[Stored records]
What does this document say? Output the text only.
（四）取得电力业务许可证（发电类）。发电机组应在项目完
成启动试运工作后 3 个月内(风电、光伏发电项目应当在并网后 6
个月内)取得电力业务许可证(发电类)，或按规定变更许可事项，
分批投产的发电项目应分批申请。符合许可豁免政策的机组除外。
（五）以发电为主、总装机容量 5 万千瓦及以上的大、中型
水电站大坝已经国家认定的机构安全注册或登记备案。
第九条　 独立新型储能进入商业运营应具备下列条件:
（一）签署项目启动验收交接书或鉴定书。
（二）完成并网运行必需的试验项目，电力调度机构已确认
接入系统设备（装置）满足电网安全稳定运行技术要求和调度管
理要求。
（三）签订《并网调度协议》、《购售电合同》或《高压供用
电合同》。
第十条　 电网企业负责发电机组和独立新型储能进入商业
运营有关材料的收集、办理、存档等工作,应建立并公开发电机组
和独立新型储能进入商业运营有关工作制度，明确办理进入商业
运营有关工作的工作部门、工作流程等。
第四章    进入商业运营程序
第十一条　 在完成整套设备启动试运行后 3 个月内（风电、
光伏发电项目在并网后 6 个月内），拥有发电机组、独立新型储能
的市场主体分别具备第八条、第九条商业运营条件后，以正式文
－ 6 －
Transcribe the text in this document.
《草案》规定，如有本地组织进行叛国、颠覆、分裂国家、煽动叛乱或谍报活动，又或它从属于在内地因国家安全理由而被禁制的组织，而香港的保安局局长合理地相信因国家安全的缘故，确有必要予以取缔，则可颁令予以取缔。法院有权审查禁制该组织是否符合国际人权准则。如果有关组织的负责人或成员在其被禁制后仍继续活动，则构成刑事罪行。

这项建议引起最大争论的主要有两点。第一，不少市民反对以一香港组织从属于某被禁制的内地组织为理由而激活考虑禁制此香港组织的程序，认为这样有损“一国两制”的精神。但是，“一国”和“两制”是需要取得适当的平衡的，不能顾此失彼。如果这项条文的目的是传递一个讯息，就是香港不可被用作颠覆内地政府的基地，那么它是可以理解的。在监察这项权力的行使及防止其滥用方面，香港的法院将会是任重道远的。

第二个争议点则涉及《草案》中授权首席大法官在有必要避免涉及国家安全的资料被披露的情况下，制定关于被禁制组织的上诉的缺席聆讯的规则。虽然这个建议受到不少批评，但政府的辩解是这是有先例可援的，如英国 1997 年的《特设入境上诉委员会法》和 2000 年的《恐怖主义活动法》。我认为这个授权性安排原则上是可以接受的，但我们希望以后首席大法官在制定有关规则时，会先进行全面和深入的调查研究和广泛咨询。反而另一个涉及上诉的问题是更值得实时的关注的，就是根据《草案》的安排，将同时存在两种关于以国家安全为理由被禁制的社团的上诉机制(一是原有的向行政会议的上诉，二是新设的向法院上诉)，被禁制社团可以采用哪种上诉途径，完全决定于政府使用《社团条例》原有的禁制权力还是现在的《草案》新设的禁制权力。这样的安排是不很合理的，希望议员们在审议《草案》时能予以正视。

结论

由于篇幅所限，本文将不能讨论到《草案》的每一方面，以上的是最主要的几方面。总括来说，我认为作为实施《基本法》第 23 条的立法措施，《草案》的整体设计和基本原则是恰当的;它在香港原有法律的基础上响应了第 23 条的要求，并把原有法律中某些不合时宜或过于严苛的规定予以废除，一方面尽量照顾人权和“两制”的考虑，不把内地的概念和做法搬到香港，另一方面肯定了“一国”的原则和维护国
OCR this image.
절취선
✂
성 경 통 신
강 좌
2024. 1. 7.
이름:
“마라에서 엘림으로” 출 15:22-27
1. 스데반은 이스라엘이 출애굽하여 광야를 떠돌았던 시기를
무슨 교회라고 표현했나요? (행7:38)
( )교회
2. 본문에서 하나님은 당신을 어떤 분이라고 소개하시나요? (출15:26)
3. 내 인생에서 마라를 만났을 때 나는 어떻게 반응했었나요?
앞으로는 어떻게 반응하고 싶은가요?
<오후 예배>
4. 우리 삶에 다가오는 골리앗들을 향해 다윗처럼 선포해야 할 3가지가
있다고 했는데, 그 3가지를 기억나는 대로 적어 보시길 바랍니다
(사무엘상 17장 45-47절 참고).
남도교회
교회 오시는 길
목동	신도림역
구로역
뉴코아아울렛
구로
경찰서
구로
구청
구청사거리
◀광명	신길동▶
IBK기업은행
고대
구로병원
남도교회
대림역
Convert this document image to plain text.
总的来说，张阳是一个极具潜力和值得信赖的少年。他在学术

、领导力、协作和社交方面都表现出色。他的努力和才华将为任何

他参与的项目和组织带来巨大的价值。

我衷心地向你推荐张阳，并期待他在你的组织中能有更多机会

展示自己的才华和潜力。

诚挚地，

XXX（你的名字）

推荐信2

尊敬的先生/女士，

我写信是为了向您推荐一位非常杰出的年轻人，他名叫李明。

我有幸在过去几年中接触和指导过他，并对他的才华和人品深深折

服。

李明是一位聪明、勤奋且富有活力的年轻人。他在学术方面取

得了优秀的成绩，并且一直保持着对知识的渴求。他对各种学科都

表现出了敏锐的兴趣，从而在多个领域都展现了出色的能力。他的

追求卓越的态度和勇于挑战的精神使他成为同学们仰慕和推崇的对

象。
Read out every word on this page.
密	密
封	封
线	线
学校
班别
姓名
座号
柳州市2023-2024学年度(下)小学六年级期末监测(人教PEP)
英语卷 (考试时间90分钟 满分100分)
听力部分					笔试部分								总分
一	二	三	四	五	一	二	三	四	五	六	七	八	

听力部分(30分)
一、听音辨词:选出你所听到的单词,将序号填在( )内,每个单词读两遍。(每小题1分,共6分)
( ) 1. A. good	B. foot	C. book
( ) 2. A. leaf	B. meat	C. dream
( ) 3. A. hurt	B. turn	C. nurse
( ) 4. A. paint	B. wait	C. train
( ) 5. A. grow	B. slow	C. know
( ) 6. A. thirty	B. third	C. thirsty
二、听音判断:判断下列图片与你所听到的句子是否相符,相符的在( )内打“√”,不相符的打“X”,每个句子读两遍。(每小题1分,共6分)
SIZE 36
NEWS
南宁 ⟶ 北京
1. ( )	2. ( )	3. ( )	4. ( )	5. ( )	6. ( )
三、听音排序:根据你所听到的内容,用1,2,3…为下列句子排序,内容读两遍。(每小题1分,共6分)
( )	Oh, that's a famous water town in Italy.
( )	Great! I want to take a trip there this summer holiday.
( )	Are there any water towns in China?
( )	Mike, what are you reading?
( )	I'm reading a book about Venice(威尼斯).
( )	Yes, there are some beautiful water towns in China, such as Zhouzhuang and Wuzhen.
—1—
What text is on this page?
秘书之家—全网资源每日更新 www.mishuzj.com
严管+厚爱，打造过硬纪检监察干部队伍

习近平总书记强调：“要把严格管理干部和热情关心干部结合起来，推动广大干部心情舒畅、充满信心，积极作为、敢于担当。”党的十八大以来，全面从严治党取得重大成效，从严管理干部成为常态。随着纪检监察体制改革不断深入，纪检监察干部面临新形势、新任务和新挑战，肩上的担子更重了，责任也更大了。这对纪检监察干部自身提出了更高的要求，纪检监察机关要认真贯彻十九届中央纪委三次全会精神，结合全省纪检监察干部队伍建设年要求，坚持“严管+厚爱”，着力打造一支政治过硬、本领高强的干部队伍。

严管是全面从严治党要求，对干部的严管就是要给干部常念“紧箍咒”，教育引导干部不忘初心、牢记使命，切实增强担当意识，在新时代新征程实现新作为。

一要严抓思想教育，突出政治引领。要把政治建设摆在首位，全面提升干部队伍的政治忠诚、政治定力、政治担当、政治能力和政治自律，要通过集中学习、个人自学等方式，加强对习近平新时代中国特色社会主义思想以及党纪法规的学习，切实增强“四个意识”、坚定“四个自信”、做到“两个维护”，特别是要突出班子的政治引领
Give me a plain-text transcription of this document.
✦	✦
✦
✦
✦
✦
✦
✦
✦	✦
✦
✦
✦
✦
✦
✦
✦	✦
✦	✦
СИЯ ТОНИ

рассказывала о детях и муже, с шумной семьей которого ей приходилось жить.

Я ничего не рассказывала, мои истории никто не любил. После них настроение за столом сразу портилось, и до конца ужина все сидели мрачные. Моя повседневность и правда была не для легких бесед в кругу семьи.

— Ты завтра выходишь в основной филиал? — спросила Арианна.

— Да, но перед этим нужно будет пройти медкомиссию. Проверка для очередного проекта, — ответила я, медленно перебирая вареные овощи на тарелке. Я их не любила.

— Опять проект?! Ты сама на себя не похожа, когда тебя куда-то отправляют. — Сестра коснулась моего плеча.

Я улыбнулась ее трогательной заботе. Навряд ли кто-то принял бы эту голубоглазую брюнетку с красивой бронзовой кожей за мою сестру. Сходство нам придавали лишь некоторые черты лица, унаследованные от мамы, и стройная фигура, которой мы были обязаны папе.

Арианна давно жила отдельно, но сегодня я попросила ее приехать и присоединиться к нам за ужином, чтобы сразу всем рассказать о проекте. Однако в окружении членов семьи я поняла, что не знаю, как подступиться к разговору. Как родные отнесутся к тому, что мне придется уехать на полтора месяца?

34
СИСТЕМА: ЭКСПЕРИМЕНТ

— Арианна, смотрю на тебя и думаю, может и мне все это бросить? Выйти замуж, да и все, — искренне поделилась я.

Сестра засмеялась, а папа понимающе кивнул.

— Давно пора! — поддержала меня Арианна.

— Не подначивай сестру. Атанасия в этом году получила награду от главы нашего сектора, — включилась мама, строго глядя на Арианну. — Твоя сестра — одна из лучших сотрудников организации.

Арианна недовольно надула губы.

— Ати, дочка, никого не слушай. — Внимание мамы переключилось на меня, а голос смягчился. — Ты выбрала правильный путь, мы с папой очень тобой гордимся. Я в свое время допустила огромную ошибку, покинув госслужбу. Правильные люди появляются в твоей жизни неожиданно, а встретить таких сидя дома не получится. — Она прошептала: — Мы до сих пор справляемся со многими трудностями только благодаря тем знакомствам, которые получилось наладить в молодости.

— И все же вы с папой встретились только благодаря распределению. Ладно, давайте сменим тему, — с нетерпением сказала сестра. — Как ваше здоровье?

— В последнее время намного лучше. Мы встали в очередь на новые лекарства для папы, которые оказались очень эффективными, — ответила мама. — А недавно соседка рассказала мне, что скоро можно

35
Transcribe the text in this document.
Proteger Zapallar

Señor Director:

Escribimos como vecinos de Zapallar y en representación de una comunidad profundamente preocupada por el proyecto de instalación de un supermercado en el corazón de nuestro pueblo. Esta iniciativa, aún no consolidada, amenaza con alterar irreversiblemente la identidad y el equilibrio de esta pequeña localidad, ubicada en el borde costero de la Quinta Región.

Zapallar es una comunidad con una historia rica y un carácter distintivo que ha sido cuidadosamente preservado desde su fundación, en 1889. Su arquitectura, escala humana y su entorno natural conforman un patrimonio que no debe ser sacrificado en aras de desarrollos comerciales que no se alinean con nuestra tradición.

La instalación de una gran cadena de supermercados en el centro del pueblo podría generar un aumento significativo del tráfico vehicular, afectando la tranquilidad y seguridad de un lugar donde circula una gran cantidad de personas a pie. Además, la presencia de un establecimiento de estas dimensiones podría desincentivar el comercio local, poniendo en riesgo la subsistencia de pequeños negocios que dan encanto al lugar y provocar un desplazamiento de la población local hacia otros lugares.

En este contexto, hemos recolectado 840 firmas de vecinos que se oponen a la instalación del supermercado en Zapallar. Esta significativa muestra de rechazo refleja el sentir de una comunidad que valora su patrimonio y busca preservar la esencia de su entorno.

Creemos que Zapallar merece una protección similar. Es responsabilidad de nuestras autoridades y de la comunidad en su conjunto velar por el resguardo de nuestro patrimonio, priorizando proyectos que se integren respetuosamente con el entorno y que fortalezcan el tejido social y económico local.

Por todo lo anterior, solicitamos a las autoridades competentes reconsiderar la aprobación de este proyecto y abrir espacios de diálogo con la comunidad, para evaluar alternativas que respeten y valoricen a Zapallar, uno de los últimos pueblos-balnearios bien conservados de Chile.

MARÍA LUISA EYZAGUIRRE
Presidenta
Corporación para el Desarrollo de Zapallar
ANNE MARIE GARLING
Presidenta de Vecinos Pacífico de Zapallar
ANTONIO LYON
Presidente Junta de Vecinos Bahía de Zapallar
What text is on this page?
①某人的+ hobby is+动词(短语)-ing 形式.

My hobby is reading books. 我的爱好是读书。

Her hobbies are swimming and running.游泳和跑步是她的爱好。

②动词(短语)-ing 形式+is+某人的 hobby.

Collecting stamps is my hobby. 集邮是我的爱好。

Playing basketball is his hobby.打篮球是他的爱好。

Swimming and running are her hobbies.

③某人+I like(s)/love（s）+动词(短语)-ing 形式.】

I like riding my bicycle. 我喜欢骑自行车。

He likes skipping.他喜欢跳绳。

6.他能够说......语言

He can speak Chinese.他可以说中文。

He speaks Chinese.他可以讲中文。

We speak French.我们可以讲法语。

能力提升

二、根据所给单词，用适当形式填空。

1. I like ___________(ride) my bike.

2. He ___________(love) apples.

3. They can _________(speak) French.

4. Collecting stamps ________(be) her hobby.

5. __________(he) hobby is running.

* Required task
Search the data above for the string "towns" and return every line that has it.

* Answer to this exercise
( )	Are there any water towns in China?
( )	Yes, there are some beautiful water towns in China, such as Zhouzhuang and Wuzhen.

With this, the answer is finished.